→ **MATERIAL PROVIDED**
::::
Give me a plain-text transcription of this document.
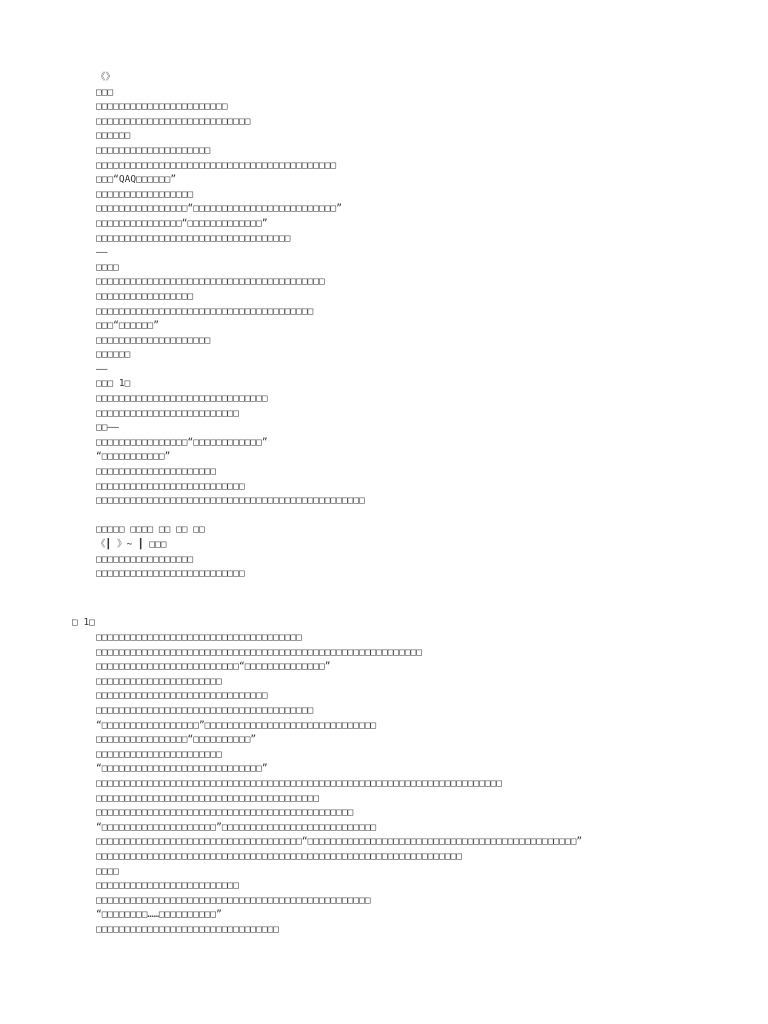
《》
□□□
□□□□□□□□□□□□□□□□□□□□□□□
□□□□□□□□□□□□□□□□□□□□□□□□□□□
□□□□□□
□□□□□□□□□□□□□□□□□□□□
□□□□□□□□□□□□□□□□□□□□□□□□□□□□□□□□□□□□□□□□□□
□□□“QAQ□□□□□□”
□□□□□□□□□□□□□□□□□
□□□□□□□□□□□□□□□□“□□□□□□□□□□□□□□□□□□□□□□□□□”
□□□□□□□□□□□□□□□“□□□□□□□□□□□□□”
□□□□□□□□□□□□□□□□□□□□□□□□□□□□□□□□□□
——
□□□□
□□□□□□□□□□□□□□□□□□□□□□□□□□□□□□□□□□□□□□□□
□□□□□□□□□□□□□□□□□
□□□□□□□□□□□□□□□□□□□□□□□□□□□□□□□□□□□□□□
□□□“□□□□□□”
□□□□□□□□□□□□□□□□□□□□
□□□□□□
——
□□□ 1□
□□□□□□□□□□□□□□□□□□□□□□□□□□□□□□
□□□□□□□□□□□□□□□□□□□□□□□□□
□□——
□□□□□□□□□□□□□□□□“□□□□□□□□□□□□”
“□□□□□□□□□□□”
□□□□□□□□□□□□□□□□□□□□□
□□□□□□□□□□□□□□□□□□□□□□□□□□
□□□□□□□□□□□□□□□□□□□□□□□□□□□□□□□□□□□□□□□□□□□□□□□
□□□□□ □□□□ □□ □□ □□
《┃ 》~ ┃ □□□
□□□□□□□□□□□□□□□□□
□□□□□□□□□□□□□□□□□□□□□□□□□□
□ 1□
□□□□□□□□□□□□□□□□□□□□□□□□□□□□□□□□□□□□
□□□□□□□□□□□□□□□□□□□□□□□□□□□□□□□□□□□□□□□□□□□□□□□□□□□□□□□□□
□□□□□□□□□□□□□□□□□□□□□□□□□“□□□□□□□□□□□□□□”
□□□□□□□□□□□□□□□□□□□□□□
□□□□□□□□□□□□□□□□□□□□□□□□□□□□□□
□□□□□□□□□□□□□□□□□□□□□□□□□□□□□□□□□□□□□□
“□□□□□□□□□□□□□□□□□”□□□□□□□□□□□□□□□□□□□□□□□□□□□□□□
□□□□□□□□□□□□□□□□“□□□□□□□□□□”
□□□□□□□□□□□□□□□□□□□□□□
“□□□□□□□□□□□□□□□□□□□□□□□□□□□□”
□□□□□□□□□□□□□□□□□□□□□□□□□□□□□□□□□□□□□□□□□□□□□□□□□□□□□□□□□□□□□□□□□□□□□□□
□□□□□□□□□□□□□□□□□□□□□□□□□□□□□□□□□□□□□□□
□□□□□□□□□□□□□□□□□□□□□□□□□□□□□□□□□□□□□□□□□□□□□
“□□□□□□□□□□□□□□□□□□□□”□□□□□□□□□□□□□□□□□□□□□□□□□□□
□□□□□□□□□□□□□□□□□□□□□□□□□□□□□□□□□□□□“□□□□□□□□□□□□□□□□□□□□□□□□□□□□□□□□□□□□□□□□□□□□□□□”
□□□□□□□□□□□□□□□□□□□□□□□□□□□□□□□□□□□□□□□□□□□□□□□□□□□□□□□□□□□□□□□□
□□□□
□□□□□□□□□□□□□□□□□□□□□□□□□
□□□□□□□□□□□□□□□□□□□□□□□□□□□□□□□□□□□□□□□□□□□□□□□□
“□□□□□□□□……□□□□□□□□□□”
□□□□□□□□□□□□□□□□□□□□□□□□□□□□□□□□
::::
→ **EXERCISE GOAL**
Print out the material word for word, omitting the pictures.

→ **REPLY**
Give me a plain-text transcription of this document.
《》
□□□
□□□□□□□□□□□□□□□□□□□□□□□
□□□□□□□□□□□□□□□□□□□□□□□□□□□
□□□□□□
□□□□□□□□□□□□□□□□□□□□
□□□□□□□□□□□□□□□□□□□□□□□□□□□□□□□□□□□□□□□□□□
□□□“QAQ□□□□□□”
□□□□□□□□□□□□□□□□□
□□□□□□□□□□□□□□□□“□□□□□□□□□□□□□□□□□□□□□□□□□”
□□□□□□□□□□□□□□□“□□□□□□□□□□□□□”
□□□□□□□□□□□□□□□□□□□□□□□□□□□□□□□□□□
——
□□□□
□□□□□□□□□□□□□□□□□□□□□□□□□□□□□□□□□□□□□□□□
□□□□□□□□□□□□□□□□□
□□□□□□□□□□□□□□□□□□□□□□□□□□□□□□□□□□□□□□
□□□“□□□□□□”
□□□□□□□□□□□□□□□□□□□□
□□□□□□
——
□□□ 1□
□□□□□□□□□□□□□□□□□□□□□□□□□□□□□□
□□□□□□□□□□□□□□□□□□□□□□□□□
□□——
□□□□□□□□□□□□□□□□“□□□□□□□□□□□□”
“□□□□□□□□□□□”
□□□□□□□□□□□□□□□□□□□□□
□□□□□□□□□□□□□□□□□□□□□□□□□□
□□□□□□□□□□□□□□□□□□□□□□□□□□□□□□□□□□□□□□□□□□□□□□□
□□□□□ □□□□ □□ □□ □□
《┃ 》~ ┃ □□□
□□□□□□□□□□□□□□□□□
□□□□□□□□□□□□□□□□□□□□□□□□□□
□ 1□
□□□□□□□□□□□□□□□□□□□□□□□□□□□□□□□□□□□□
□□□□□□□□□□□□□□□□□□□□□□□□□□□□□□□□□□□□□□□□□□□□□□□□□□□□□□□□□
□□□□□□□□□□□□□□□□□□□□□□□□□“□□□□□□□□□□□□□□”
□□□□□□□□□□□□□□□□□□□□□□
□□□□□□□□□□□□□□□□□□□□□□□□□□□□□□
□□□□□□□□□□□□□□□□□□□□□□□□□□□□□□□□□□□□□□
“□□□□□□□□□□□□□□□□□”□□□□□□□□□□□□□□□□□□□□□□□□□□□□□□
□□□□□□□□□□□□□□□□“□□□□□□□□□□”
□□□□□□□□□□□□□□□□□□□□□□
“□□□□□□□□□□□□□□□□□□□□□□□□□□□□”
□□□□□□□□□□□□□□□□□□□□□□□□□□□□□□□□□□□□□□□□□□□□□□□□□□□□□□□□□□□□□□□□□□□□□□□
□□□□□□□□□□□□□□□□□□□□□□□□□□□□□□□□□□□□□□□
□□□□□□□□□□□□□□□□□□□□□□□□□□□□□□□□□□□□□□□□□□□□□
“□□□□□□□□□□□□□□□□□□□□”□□□□□□□□□□□□□□□□□□□□□□□□□□□
□□□□□□□□□□□□□□□□□□□□□□□□□□□□□□□□□□□□“□□□□□□□□□□□□□□□□□□□□□□□□□□□□□□□□□□□□□□□□□□□□□□□”
□□□□□□□□□□□□□□□□□□□□□□□□□□□□□□□□□□□□□□□□□□□□□□□□□□□□□□□□□□□□□□□□
□□□□
□□□□□□□□□□□□□□□□□□□□□□□□□
□□□□□□□□□□□□□□□□□□□□□□□□□□□□□□□□□□□□□□□□□□□□□□□□
“□□□□□□□□……□□□□□□□□□□”
□□□□□□□□□□□□□□□□□□□□□□□□□□□□□□□□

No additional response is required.